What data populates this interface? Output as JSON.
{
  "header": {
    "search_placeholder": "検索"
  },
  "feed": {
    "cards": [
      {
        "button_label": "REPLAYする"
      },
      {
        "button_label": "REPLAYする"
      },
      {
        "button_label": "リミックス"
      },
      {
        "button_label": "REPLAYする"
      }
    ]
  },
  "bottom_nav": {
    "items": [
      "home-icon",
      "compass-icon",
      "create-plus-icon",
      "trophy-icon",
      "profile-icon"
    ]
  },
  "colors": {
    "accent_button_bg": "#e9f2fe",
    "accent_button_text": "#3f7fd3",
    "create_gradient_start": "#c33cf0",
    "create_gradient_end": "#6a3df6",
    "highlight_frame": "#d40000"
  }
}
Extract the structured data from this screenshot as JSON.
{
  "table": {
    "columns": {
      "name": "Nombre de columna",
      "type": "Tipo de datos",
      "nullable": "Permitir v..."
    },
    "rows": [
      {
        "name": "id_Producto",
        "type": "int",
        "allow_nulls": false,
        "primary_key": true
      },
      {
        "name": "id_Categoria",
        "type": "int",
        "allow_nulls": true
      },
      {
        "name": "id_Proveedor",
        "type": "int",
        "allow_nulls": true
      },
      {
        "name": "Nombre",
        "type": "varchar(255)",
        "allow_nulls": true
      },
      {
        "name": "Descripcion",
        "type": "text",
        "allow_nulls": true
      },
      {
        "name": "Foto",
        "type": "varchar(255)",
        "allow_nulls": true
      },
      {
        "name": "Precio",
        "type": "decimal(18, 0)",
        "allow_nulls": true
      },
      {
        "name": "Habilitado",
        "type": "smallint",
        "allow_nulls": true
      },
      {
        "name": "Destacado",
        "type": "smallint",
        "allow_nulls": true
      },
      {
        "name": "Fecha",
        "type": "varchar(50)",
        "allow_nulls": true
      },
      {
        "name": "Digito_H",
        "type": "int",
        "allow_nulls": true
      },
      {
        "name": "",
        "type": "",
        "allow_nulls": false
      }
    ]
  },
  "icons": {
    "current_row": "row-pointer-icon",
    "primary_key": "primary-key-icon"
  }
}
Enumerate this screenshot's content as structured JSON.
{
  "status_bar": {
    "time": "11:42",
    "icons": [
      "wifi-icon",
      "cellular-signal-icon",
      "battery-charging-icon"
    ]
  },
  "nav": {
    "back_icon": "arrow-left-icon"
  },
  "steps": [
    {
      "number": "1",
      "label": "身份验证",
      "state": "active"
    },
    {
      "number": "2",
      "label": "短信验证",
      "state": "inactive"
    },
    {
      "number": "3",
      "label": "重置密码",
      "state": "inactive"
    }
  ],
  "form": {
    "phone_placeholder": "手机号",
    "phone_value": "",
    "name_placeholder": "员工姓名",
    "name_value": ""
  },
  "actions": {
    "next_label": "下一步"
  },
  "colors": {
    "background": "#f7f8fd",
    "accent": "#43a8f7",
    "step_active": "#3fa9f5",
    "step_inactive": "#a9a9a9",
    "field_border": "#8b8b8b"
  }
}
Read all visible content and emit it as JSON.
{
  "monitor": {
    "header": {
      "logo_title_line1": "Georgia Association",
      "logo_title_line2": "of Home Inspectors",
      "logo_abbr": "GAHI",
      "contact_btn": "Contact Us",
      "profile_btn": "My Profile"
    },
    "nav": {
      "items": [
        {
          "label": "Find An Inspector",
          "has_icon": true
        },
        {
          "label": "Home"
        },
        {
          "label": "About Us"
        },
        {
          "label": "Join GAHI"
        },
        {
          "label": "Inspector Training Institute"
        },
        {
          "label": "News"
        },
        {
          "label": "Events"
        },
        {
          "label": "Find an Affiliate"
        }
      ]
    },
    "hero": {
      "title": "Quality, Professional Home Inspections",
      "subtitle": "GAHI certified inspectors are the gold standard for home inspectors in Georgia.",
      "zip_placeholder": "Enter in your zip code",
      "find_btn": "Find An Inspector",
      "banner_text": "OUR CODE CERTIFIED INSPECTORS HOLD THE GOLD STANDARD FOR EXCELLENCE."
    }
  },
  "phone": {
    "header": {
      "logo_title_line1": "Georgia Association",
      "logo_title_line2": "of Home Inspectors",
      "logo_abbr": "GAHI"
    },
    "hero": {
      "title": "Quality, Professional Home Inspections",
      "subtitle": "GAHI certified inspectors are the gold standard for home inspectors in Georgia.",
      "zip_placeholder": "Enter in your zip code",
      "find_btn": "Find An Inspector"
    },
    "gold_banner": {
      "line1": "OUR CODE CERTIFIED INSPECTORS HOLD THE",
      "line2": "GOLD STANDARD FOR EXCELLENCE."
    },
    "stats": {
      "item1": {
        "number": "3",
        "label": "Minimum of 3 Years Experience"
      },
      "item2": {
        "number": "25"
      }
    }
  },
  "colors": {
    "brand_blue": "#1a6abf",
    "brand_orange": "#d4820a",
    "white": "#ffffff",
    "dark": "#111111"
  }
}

WRITTEN INSTRUCTION: Retype the listing exactly, in full.

FULL SOLUTION:
What data populates this interface? Output as JSON.
{
  "header": {
    "search_placeholder": "検索"
  },
  "feed": {
    "cards": [
      {
        "button_label": "REPLAYする"
      },
      {
        "button_label": "REPLAYする"
      },
      {
        "button_label": "リミックス"
      },
      {
        "button_label": "REPLAYする"
      }
    ]
  },
  "bottom_nav": {
    "items": [
      "home-icon",
      "compass-icon",
      "create-plus-icon",
      "trophy-icon",
      "profile-icon"
    ]
  },
  "colors": {
    "accent_button_bg": "#e9f2fe",
    "accent_button_text": "#3f7fd3",
    "create_gradient_start": "#c33cf0",
    "create_gradient_end": "#6a3df6",
    "highlight_frame": "#d40000"
  }
}
Extract the structured data from this screenshot as JSON.
{
  "table": {
    "columns": {
      "name": "Nombre de columna",
      "type": "Tipo de datos",
      "nullable": "Permitir v..."
    },
    "rows": [
      {
        "name": "id_Producto",
        "type": "int",
        "allow_nulls": false,
        "primary_key": true
      },
      {
        "name": "id_Categoria",
        "type": "int",
        "allow_nulls": true
      },
      {
        "name": "id_Proveedor",
        "type": "int",
        "allow_nulls": true
      },
      {
        "name": "Nombre",
        "type": "varchar(255)",
        "allow_nulls": true
      },
      {
        "name": "Descripcion",
        "type": "text",
        "allow_nulls": true
      },
      {
        "name": "Foto",
        "type": "varchar(255)",
        "allow_nulls": true
      },
      {
        "name": "Precio",
        "type": "decimal(18, 0)",
        "allow_nulls": true
      },
      {
        "name": "Habilitado",
        "type": "smallint",
        "allow_nulls": true
      },
      {
        "name": "Destacado",
        "type": "smallint",
        "allow_nulls": true
      },
      {
        "name": "Fecha",
        "type": "varchar(50)",
        "allow_nulls": true
      },
      {
        "name": "Digito_H",
        "type": "int",
        "allow_nulls": true
      },
      {
        "name": "",
        "type": "",
        "allow_nulls": false
      }
    ]
  },
  "icons": {
    "current_row": "row-pointer-icon",
    "primary_key": "primary-key-icon"
  }
}
Enumerate this screenshot's content as structured JSON.
{
  "status_bar": {
    "time": "11:42",
    "icons": [
      "wifi-icon",
      "cellular-signal-icon",
      "battery-charging-icon"
    ]
  },
  "nav": {
    "back_icon": "arrow-left-icon"
  },
  "steps": [
    {
      "number": "1",
      "label": "身份验证",
      "state": "active"
    },
    {
      "number": "2",
      "label": "短信验证",
      "state": "inactive"
    },
    {
      "number": "3",
      "label": "重置密码",
      "state": "inactive"
    }
  ],
  "form": {
    "phone_placeholder": "手机号",
    "phone_value": "",
    "name_placeholder": "员工姓名",
    "name_value": ""
  },
  "actions": {
    "next_label": "下一步"
  },
  "colors": {
    "background": "#f7f8fd",
    "accent": "#43a8f7",
    "step_active": "#3fa9f5",
    "step_inactive": "#a9a9a9",
    "field_border": "#8b8b8b"
  }
}
Read all visible content and emit it as JSON.
{
  "monitor": {
    "header": {
      "logo_title_line1": "Georgia Association",
      "logo_title_line2": "of Home Inspectors",
      "logo_abbr": "GAHI",
      "contact_btn": "Contact Us",
      "profile_btn": "My Profile"
    },
    "nav": {
      "items": [
        {
          "label": "Find An Inspector",
          "has_icon": true
        },
        {
          "label": "Home"
        },
        {
          "label": "About Us"
        },
        {
          "label": "Join GAHI"
        },
        {
          "label": "Inspector Training Institute"
        },
        {
          "label": "News"
        },
        {
          "label": "Events"
        },
        {
          "label": "Find an Affiliate"
        }
      ]
    },
    "hero": {
      "title": "Quality, Professional Home Inspections",
      "subtitle": "GAHI certified inspectors are the gold standard for home inspectors in Georgia.",
      "zip_placeholder": "Enter in your zip code",
      "find_btn": "Find An Inspector",
      "banner_text": "OUR CODE CERTIFIED INSPECTORS HOLD THE GOLD STANDARD FOR EXCELLENCE."
    }
  },
  "phone": {
    "header": {
      "logo_title_line1": "Georgia Association",
      "logo_title_line2": "of Home Inspectors",
      "logo_abbr": "GAHI"
    },
    "hero": {
      "title": "Quality, Professional Home Inspections",
      "subtitle": "GAHI certified inspectors are the gold standard for home inspectors in Georgia.",
      "zip_placeholder": "Enter in your zip code",
      "find_btn": "Find An Inspector"
    },
    "gold_banner": {
      "line1": "OUR CODE CERTIFIED INSPECTORS HOLD THE",
      "line2": "GOLD STANDARD FOR EXCELLENCE."
    },
    "stats": {
      "item1": {
        "number": "3",
        "label": "Minimum of 3 Years Experience"
      },
      "item2": {
        "number": "25"
      }
    }
  },
  "colors": {
    "brand_blue": "#1a6abf",
    "brand_orange": "#d4820a",
    "white": "#ffffff",
    "dark": "#111111"
  }
}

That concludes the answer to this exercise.